◆ Aim ◆
From the data below, extract verbatim the stretch from the line containing "List each element" through the line containing "X-axis label: Humidex", including both of those lines.

◆ Records shown ◆
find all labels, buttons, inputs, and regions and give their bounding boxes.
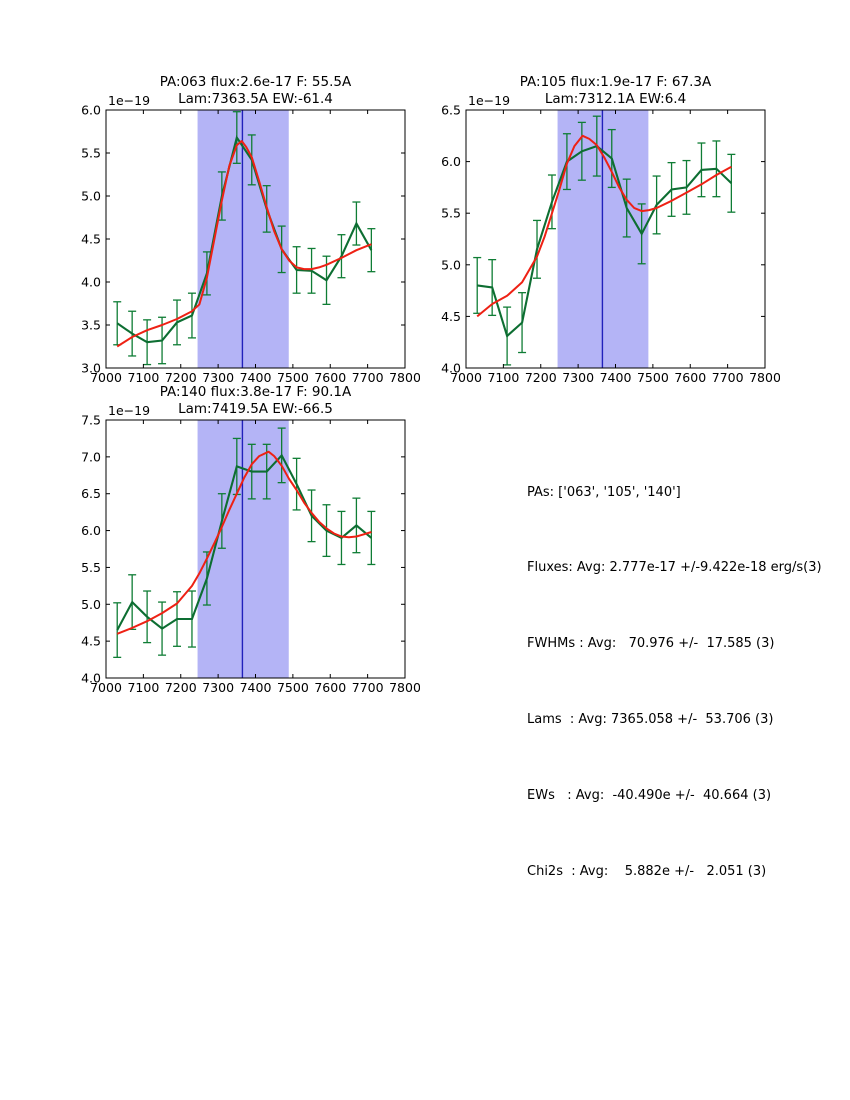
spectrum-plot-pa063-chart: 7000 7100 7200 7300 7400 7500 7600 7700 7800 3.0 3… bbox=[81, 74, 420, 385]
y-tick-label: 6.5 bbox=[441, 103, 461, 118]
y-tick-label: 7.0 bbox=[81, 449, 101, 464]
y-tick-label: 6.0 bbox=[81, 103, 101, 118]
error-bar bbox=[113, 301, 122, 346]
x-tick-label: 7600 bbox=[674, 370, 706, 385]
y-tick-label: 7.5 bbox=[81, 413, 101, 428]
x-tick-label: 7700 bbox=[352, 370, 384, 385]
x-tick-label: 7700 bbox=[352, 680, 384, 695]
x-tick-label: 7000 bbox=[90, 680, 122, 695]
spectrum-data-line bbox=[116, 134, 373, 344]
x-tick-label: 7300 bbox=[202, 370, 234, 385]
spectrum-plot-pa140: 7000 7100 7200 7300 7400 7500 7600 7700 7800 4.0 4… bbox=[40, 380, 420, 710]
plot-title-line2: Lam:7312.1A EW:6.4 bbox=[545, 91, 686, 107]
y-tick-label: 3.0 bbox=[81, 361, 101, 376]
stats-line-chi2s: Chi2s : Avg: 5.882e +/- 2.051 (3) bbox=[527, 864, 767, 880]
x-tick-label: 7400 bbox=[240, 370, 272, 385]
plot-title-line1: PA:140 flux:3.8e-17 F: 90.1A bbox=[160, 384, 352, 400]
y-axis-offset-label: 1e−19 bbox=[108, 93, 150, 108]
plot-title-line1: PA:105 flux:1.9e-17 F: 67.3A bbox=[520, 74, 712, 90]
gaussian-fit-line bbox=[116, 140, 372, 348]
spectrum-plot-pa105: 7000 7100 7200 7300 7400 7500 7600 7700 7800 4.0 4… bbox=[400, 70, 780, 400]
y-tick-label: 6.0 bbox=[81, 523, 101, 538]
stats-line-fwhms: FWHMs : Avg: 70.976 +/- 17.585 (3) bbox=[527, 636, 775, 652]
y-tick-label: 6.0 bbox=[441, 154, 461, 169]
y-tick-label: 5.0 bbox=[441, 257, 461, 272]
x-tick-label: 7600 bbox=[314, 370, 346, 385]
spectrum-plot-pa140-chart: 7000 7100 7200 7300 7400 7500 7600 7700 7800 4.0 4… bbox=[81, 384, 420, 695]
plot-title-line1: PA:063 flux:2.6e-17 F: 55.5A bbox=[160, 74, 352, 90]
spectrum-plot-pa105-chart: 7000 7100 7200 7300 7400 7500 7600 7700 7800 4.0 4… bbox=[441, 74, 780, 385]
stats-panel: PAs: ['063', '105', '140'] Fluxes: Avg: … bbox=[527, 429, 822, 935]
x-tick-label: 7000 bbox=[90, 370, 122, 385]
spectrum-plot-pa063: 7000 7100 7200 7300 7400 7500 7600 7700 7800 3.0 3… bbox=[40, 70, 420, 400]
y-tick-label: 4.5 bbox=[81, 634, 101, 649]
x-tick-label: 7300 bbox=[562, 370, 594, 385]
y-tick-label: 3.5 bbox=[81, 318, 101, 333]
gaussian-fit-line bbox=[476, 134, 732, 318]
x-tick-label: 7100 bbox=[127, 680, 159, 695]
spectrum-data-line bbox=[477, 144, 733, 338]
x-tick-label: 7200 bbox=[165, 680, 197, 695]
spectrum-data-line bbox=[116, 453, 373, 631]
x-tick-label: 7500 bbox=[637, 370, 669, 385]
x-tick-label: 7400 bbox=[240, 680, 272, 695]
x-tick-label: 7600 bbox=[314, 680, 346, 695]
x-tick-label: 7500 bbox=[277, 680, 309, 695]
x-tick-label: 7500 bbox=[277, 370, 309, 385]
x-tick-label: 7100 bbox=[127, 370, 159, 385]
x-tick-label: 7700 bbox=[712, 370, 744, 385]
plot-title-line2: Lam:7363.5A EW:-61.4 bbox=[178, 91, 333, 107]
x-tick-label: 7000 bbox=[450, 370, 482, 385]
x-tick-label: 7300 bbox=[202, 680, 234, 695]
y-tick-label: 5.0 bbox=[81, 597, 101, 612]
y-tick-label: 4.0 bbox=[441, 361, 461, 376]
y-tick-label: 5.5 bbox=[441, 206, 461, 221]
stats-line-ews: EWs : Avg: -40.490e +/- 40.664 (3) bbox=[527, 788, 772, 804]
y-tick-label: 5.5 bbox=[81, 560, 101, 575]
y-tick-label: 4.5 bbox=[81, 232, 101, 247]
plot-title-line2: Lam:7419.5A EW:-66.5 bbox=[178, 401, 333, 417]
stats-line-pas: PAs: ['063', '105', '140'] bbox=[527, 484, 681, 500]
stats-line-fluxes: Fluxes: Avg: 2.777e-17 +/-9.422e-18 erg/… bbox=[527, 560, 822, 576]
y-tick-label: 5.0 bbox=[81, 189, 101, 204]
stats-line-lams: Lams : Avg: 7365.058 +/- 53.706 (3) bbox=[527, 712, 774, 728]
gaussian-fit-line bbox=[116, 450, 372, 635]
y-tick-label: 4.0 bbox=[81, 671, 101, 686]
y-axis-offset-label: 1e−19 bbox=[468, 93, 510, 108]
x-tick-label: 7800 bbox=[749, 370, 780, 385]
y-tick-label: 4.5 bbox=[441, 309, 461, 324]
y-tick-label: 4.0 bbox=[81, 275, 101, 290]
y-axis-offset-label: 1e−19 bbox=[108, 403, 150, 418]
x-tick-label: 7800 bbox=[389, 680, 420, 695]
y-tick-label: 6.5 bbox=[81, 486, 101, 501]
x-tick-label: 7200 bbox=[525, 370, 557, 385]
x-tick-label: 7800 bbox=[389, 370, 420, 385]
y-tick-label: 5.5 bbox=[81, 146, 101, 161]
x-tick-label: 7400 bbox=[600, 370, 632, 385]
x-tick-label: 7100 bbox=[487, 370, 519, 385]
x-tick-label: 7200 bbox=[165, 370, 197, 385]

* * *

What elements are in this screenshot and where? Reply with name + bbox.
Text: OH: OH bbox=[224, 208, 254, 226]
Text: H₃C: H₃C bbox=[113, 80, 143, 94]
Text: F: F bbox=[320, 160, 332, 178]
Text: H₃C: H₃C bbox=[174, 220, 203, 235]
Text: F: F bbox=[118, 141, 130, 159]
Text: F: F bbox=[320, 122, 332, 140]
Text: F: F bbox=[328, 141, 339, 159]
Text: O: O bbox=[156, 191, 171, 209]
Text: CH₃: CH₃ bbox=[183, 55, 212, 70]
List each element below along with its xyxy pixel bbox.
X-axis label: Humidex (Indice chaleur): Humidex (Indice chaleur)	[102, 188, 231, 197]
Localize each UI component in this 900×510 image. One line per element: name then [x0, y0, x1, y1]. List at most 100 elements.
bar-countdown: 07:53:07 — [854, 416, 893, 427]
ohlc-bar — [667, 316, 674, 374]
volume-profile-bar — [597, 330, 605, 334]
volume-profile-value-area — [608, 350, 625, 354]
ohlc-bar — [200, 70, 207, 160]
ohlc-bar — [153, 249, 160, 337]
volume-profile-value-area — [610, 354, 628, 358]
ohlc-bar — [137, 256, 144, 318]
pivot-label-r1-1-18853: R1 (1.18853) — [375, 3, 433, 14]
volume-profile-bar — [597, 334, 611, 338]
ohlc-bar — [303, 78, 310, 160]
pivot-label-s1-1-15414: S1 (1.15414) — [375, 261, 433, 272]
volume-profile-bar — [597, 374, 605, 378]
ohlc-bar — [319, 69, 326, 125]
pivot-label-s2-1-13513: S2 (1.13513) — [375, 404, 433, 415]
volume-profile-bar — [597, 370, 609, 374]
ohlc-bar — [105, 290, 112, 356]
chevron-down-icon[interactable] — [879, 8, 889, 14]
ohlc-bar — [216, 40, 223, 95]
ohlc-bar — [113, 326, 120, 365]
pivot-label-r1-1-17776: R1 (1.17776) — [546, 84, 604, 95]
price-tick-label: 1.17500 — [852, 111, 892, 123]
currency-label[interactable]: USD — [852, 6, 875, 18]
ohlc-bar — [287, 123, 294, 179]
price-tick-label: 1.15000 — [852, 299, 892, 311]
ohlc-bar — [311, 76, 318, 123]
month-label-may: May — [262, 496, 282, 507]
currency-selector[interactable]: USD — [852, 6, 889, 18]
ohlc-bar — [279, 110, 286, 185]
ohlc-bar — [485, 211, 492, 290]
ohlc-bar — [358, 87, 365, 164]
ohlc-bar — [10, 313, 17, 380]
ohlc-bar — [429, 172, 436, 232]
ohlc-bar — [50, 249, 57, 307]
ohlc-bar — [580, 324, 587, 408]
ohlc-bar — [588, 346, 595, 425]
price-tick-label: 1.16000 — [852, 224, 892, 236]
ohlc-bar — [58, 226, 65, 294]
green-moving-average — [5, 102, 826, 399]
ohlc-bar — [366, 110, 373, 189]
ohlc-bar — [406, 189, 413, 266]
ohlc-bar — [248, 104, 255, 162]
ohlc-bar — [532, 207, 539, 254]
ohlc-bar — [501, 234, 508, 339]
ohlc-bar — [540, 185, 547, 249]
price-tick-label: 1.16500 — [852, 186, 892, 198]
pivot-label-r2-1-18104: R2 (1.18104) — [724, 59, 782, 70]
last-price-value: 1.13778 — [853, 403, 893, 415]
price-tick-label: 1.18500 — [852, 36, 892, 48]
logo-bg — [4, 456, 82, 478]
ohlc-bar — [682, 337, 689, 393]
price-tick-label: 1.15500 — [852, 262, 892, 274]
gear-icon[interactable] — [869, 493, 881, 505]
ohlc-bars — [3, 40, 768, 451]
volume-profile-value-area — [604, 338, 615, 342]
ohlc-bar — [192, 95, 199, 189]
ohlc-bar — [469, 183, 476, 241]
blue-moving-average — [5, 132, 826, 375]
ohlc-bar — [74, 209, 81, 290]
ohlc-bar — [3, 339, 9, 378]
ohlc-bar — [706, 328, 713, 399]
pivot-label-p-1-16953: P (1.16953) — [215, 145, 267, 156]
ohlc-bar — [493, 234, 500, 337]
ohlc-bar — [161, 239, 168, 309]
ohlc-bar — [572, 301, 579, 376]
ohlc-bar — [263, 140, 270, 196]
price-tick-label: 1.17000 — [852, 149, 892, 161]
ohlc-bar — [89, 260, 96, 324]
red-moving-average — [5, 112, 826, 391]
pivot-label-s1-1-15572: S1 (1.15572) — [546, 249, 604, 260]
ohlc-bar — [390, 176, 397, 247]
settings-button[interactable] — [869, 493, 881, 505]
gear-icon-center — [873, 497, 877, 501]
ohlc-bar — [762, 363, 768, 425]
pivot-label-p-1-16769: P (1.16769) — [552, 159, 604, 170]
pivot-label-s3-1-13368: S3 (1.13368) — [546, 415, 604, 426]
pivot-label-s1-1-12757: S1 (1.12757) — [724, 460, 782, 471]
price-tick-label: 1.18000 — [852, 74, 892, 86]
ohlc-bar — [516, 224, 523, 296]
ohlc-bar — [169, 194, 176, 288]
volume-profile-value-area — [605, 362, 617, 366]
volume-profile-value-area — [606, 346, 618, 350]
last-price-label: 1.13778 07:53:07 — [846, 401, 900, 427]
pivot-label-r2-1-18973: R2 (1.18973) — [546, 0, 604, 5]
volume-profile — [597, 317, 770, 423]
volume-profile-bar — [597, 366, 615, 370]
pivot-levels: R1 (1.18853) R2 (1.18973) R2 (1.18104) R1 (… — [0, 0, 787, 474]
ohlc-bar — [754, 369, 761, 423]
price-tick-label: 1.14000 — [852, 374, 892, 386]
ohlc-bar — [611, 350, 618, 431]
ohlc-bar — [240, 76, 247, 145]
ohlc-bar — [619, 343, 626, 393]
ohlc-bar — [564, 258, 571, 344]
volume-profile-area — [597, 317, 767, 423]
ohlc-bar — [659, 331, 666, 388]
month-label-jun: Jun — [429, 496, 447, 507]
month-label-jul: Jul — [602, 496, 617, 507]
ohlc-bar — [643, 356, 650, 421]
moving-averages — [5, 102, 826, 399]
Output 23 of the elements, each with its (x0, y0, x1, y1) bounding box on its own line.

---

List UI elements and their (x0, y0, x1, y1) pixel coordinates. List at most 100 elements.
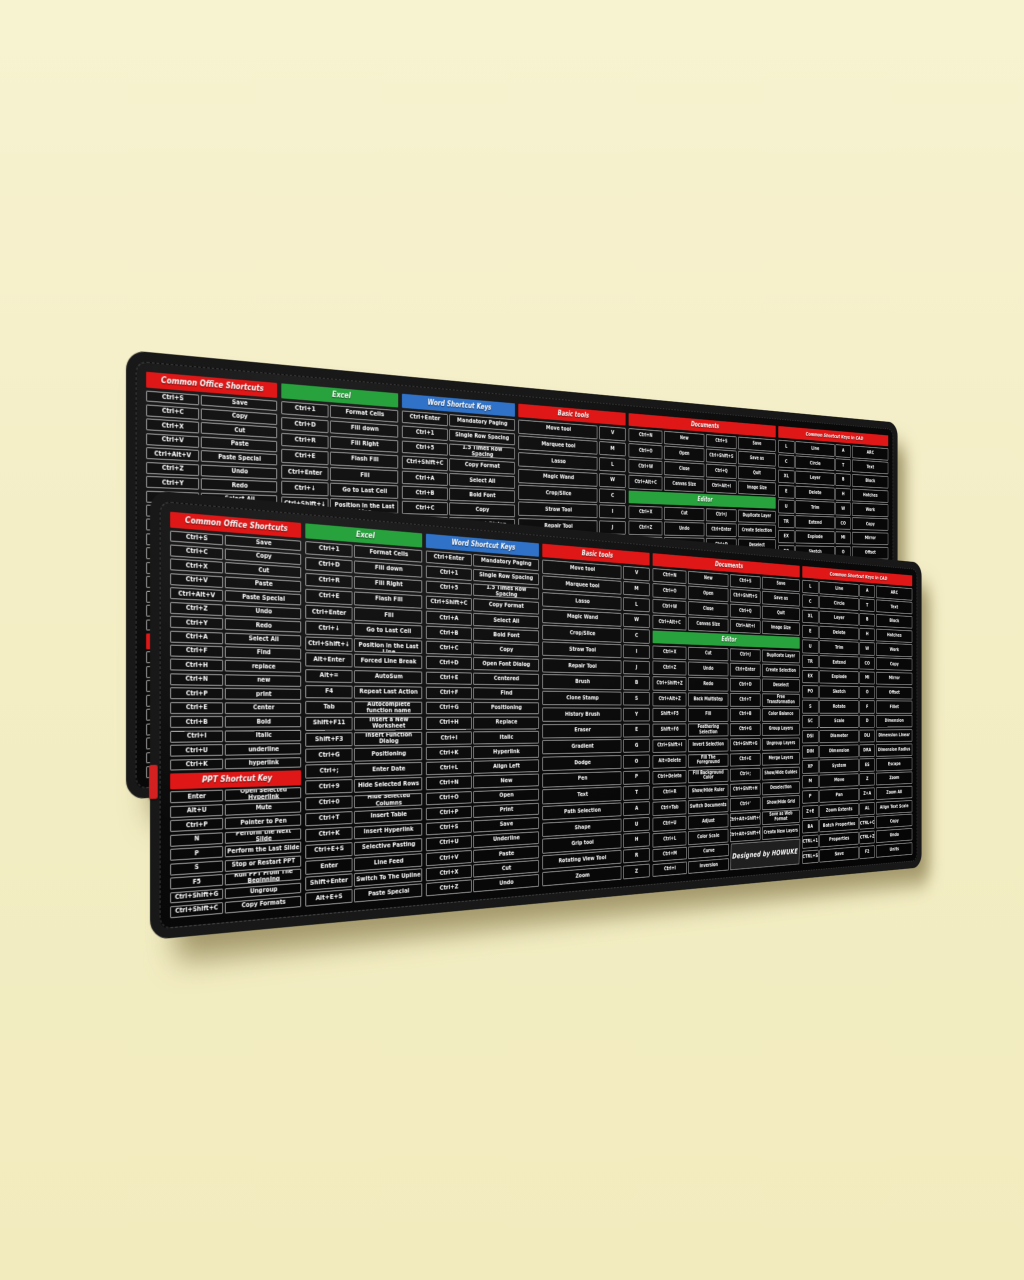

◆ Result ◆
List each element below along with its xyxy pixel bbox.
X-axis label: Humidex (Indice chaleur): Humidex (Indice chaleur)	[102, 188, 231, 197]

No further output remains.